### The data
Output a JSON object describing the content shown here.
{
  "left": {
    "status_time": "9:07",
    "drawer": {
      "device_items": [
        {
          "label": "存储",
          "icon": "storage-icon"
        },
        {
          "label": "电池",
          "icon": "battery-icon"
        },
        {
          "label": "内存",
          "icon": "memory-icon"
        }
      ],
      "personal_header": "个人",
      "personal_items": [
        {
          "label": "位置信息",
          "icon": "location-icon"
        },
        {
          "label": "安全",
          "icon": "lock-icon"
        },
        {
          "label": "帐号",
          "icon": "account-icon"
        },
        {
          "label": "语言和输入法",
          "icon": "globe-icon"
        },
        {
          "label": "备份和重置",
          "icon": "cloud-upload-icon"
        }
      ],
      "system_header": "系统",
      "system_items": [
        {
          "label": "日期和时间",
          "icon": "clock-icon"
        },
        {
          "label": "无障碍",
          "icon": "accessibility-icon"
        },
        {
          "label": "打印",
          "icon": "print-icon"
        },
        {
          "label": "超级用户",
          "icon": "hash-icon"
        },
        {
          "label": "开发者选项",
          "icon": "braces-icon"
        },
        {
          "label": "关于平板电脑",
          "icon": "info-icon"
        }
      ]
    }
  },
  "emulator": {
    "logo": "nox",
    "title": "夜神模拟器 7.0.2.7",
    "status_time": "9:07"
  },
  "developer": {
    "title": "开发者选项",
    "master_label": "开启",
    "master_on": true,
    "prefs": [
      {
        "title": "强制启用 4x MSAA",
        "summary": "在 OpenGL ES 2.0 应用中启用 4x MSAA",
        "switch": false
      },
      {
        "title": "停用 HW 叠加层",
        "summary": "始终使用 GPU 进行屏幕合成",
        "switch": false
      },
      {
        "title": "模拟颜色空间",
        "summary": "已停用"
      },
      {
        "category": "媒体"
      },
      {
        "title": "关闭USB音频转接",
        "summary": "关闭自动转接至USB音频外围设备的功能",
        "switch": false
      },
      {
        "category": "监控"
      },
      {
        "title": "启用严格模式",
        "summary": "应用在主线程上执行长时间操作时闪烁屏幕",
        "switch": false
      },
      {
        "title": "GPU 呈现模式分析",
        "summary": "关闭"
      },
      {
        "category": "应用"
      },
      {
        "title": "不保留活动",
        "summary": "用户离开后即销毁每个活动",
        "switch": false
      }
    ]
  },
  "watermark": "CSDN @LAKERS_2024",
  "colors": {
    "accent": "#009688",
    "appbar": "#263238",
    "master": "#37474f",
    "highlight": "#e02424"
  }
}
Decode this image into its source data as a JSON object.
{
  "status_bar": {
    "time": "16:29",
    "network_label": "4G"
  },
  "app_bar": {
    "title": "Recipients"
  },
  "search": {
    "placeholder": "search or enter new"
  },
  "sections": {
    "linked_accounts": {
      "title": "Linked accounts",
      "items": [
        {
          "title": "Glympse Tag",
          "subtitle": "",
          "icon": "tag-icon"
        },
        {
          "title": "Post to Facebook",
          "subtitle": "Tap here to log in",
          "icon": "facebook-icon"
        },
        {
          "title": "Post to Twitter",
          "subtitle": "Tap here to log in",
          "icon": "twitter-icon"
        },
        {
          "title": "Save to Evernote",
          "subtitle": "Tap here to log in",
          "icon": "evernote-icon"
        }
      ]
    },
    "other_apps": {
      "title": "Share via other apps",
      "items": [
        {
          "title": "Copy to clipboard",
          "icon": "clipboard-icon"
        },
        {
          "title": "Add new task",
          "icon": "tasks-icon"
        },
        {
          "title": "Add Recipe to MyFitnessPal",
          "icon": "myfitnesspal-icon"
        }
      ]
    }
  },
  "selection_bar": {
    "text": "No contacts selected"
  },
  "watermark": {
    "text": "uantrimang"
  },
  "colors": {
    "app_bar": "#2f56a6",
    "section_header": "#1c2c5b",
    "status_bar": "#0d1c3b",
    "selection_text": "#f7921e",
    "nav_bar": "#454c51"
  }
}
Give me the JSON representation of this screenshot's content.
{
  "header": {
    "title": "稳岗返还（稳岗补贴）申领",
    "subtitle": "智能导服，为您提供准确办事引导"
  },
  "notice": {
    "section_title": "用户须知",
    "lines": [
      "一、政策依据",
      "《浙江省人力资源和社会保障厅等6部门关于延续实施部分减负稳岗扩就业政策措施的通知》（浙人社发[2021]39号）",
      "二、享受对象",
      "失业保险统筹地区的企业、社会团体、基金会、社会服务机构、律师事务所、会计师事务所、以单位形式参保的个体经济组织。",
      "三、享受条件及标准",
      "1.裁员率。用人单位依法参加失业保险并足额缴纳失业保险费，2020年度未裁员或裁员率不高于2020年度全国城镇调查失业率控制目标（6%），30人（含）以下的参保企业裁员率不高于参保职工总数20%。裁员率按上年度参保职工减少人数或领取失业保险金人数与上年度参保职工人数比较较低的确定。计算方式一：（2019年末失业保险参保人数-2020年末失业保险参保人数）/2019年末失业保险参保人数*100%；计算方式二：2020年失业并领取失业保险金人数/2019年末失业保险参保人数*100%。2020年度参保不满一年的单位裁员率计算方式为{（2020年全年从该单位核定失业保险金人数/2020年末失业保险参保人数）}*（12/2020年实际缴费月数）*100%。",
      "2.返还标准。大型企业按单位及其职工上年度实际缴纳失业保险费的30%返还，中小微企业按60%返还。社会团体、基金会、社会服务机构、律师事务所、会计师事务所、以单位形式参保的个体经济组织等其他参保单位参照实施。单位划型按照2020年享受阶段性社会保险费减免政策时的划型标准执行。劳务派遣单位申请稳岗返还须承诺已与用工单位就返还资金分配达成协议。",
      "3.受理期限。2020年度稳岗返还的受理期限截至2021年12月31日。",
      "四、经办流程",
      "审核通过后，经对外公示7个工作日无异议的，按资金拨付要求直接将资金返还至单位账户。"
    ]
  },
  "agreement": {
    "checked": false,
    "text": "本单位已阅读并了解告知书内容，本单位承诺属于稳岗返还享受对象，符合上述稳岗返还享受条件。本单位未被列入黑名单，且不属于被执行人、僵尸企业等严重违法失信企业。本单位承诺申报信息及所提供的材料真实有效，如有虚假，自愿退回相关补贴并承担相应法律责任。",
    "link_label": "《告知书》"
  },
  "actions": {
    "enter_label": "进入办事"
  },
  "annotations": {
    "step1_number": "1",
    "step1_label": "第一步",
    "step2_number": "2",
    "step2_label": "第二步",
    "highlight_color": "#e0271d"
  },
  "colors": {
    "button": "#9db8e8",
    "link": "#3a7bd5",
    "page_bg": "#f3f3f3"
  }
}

### What is asked
Return the lines above exactly, keeping every word.

### Answer
Output a JSON object describing the content shown here.
{
  "left": {
    "status_time": "9:07",
    "drawer": {
      "device_items": [
        {
          "label": "存储",
          "icon": "storage-icon"
        },
        {
          "label": "电池",
          "icon": "battery-icon"
        },
        {
          "label": "内存",
          "icon": "memory-icon"
        }
      ],
      "personal_header": "个人",
      "personal_items": [
        {
          "label": "位置信息",
          "icon": "location-icon"
        },
        {
          "label": "安全",
          "icon": "lock-icon"
        },
        {
          "label": "帐号",
          "icon": "account-icon"
        },
        {
          "label": "语言和输入法",
          "icon": "globe-icon"
        },
        {
          "label": "备份和重置",
          "icon": "cloud-upload-icon"
        }
      ],
      "system_header": "系统",
      "system_items": [
        {
          "label": "日期和时间",
          "icon": "clock-icon"
        },
        {
          "label": "无障碍",
          "icon": "accessibility-icon"
        },
        {
          "label": "打印",
          "icon": "print-icon"
        },
        {
          "label": "超级用户",
          "icon": "hash-icon"
        },
        {
          "label": "开发者选项",
          "icon": "braces-icon"
        },
        {
          "label": "关于平板电脑",
          "icon": "info-icon"
        }
      ]
    }
  },
  "emulator": {
    "logo": "nox",
    "title": "夜神模拟器 7.0.2.7",
    "status_time": "9:07"
  },
  "developer": {
    "title": "开发者选项",
    "master_label": "开启",
    "master_on": true,
    "prefs": [
      {
        "title": "强制启用 4x MSAA",
        "summary": "在 OpenGL ES 2.0 应用中启用 4x MSAA",
        "switch": false
      },
      {
        "title": "停用 HW 叠加层",
        "summary": "始终使用 GPU 进行屏幕合成",
        "switch": false
      },
      {
        "title": "模拟颜色空间",
        "summary": "已停用"
      },
      {
        "category": "媒体"
      },
      {
        "title": "关闭USB音频转接",
        "summary": "关闭自动转接至USB音频外围设备的功能",
        "switch": false
      },
      {
        "category": "监控"
      },
      {
        "title": "启用严格模式",
        "summary": "应用在主线程上执行长时间操作时闪烁屏幕",
        "switch": false
      },
      {
        "title": "GPU 呈现模式分析",
        "summary": "关闭"
      },
      {
        "category": "应用"
      },
      {
        "title": "不保留活动",
        "summary": "用户离开后即销毁每个活动",
        "switch": false
      }
    ]
  },
  "watermark": "CSDN @LAKERS_2024",
  "colors": {
    "accent": "#009688",
    "appbar": "#263238",
    "master": "#37474f",
    "highlight": "#e02424"
  }
}
Decode this image into its source data as a JSON object.
{
  "status_bar": {
    "time": "16:29",
    "network_label": "4G"
  },
  "app_bar": {
    "title": "Recipients"
  },
  "search": {
    "placeholder": "search or enter new"
  },
  "sections": {
    "linked_accounts": {
      "title": "Linked accounts",
      "items": [
        {
          "title": "Glympse Tag",
          "subtitle": "",
          "icon": "tag-icon"
        },
        {
          "title": "Post to Facebook",
          "subtitle": "Tap here to log in",
          "icon": "facebook-icon"
        },
        {
          "title": "Post to Twitter",
          "subtitle": "Tap here to log in",
          "icon": "twitter-icon"
        },
        {
          "title": "Save to Evernote",
          "subtitle": "Tap here to log in",
          "icon": "evernote-icon"
        }
      ]
    },
    "other_apps": {
      "title": "Share via other apps",
      "items": [
        {
          "title": "Copy to clipboard",
          "icon": "clipboard-icon"
        },
        {
          "title": "Add new task",
          "icon": "tasks-icon"
        },
        {
          "title": "Add Recipe to MyFitnessPal",
          "icon": "myfitnesspal-icon"
        }
      ]
    }
  },
  "selection_bar": {
    "text": "No contacts selected"
  },
  "watermark": {
    "text": "uantrimang"
  },
  "colors": {
    "app_bar": "#2f56a6",
    "section_header": "#1c2c5b",
    "status_bar": "#0d1c3b",
    "selection_text": "#f7921e",
    "nav_bar": "#454c51"
  }
}
Give me the JSON representation of this screenshot's content.
{
  "header": {
    "title": "稳岗返还（稳岗补贴）申领",
    "subtitle": "智能导服，为您提供准确办事引导"
  },
  "notice": {
    "section_title": "用户须知",
    "lines": [
      "一、政策依据",
      "《浙江省人力资源和社会保障厅等6部门关于延续实施部分减负稳岗扩就业政策措施的通知》（浙人社发[2021]39号）",
      "二、享受对象",
      "失业保险统筹地区的企业、社会团体、基金会、社会服务机构、律师事务所、会计师事务所、以单位形式参保的个体经济组织。",
      "三、享受条件及标准",
      "1.裁员率。用人单位依法参加失业保险并足额缴纳失业保险费，2020年度未裁员或裁员率不高于2020年度全国城镇调查失业率控制目标（6%），30人（含）以下的参保企业裁员率不高于参保职工总数20%。裁员率按上年度参保职工减少人数或领取失业保险金人数与上年度参保职工人数比较较低的确定。计算方式一：（2019年末失业保险参保人数-2020年末失业保险参保人数）/2019年末失业保险参保人数*100%；计算方式二：2020年失业并领取失业保险金人数/2019年末失业保险参保人数*100%。2020年度参保不满一年的单位裁员率计算方式为{（2020年全年从该单位核定失业保险金人数/2020年末失业保险参保人数）}*（12/2020年实际缴费月数）*100%。",
      "2.返还标准。大型企业按单位及其职工上年度实际缴纳失业保险费的30%返还，中小微企业按60%返还。社会团体、基金会、社会服务机构、律师事务所、会计师事务所、以单位形式参保的个体经济组织等其他参保单位参照实施。单位划型按照2020年享受阶段性社会保险费减免政策时的划型标准执行。劳务派遣单位申请稳岗返还须承诺已与用工单位就返还资金分配达成协议。",
      "3.受理期限。2020年度稳岗返还的受理期限截至2021年12月31日。",
      "四、经办流程",
      "审核通过后，经对外公示7个工作日无异议的，按资金拨付要求直接将资金返还至单位账户。"
    ]
  },
  "agreement": {
    "checked": false,
    "text": "本单位已阅读并了解告知书内容，本单位承诺属于稳岗返还享受对象，符合上述稳岗返还享受条件。本单位未被列入黑名单，且不属于被执行人、僵尸企业等严重违法失信企业。本单位承诺申报信息及所提供的材料真实有效，如有虚假，自愿退回相关补贴并承担相应法律责任。",
    "link_label": "《告知书》"
  },
  "actions": {
    "enter_label": "进入办事"
  },
  "annotations": {
    "step1_number": "1",
    "step1_label": "第一步",
    "step2_number": "2",
    "step2_label": "第二步",
    "highlight_color": "#e0271d"
  },
  "colors": {
    "button": "#9db8e8",
    "link": "#3a7bd5",
    "page_bg": "#f3f3f3"
  }
}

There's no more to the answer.